WHAT TO DO: The records below hold pictures; please leave those out and retype the rest exactly.

[Saved entries]
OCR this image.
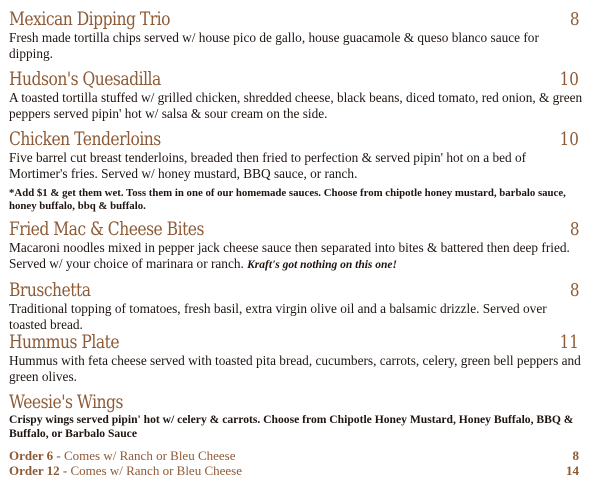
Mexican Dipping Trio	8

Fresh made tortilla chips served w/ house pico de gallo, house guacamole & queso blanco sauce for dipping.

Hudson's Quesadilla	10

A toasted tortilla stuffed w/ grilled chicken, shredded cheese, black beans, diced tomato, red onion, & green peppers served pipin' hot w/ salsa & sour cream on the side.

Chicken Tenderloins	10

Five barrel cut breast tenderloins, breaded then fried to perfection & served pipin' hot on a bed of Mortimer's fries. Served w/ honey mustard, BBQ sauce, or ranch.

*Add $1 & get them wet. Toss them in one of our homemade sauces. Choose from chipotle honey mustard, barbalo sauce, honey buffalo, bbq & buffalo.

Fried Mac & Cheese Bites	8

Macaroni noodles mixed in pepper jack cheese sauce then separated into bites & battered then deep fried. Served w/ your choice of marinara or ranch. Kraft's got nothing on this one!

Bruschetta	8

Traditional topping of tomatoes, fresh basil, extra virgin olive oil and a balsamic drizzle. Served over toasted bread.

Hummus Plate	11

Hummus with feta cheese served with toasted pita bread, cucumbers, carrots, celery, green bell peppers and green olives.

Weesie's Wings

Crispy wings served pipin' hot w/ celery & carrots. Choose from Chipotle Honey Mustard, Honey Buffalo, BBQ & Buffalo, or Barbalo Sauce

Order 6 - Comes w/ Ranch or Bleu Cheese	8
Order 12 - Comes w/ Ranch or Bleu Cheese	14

COMPLETE RESPONSE:
OCR this image.
Mexican Dipping Trio	8

Fresh made tortilla chips served w/ house pico de gallo, house guacamole & queso blanco sauce for dipping.

Hudson's Quesadilla	10

A toasted tortilla stuffed w/ grilled chicken, shredded cheese, black beans, diced tomato, red onion, & green peppers served pipin' hot w/ salsa & sour cream on the side.

Chicken Tenderloins	10

Five barrel cut breast tenderloins, breaded then fried to perfection & served pipin' hot on a bed of Mortimer's fries. Served w/ honey mustard, BBQ sauce, or ranch.

*Add $1 & get them wet. Toss them in one of our homemade sauces. Choose from chipotle honey mustard, barbalo sauce, honey buffalo, bbq & buffalo.

Fried Mac & Cheese Bites	8

Macaroni noodles mixed in pepper jack cheese sauce then separated into bites & battered then deep fried. Served w/ your choice of marinara or ranch. Kraft's got nothing on this one!

Bruschetta	8

Traditional topping of tomatoes, fresh basil, extra virgin olive oil and a balsamic drizzle. Served over toasted bread.

Hummus Plate	11

Hummus with feta cheese served with toasted pita bread, cucumbers, carrots, celery, green bell peppers and green olives.

Weesie's Wings

Crispy wings served pipin' hot w/ celery & carrots. Choose from Chipotle Honey Mustard, Honey Buffalo, BBQ & Buffalo, or Barbalo Sauce

Order 6 - Comes w/ Ranch or Bleu Cheese	8
Order 12 - Comes w/ Ranch or Bleu Cheese	14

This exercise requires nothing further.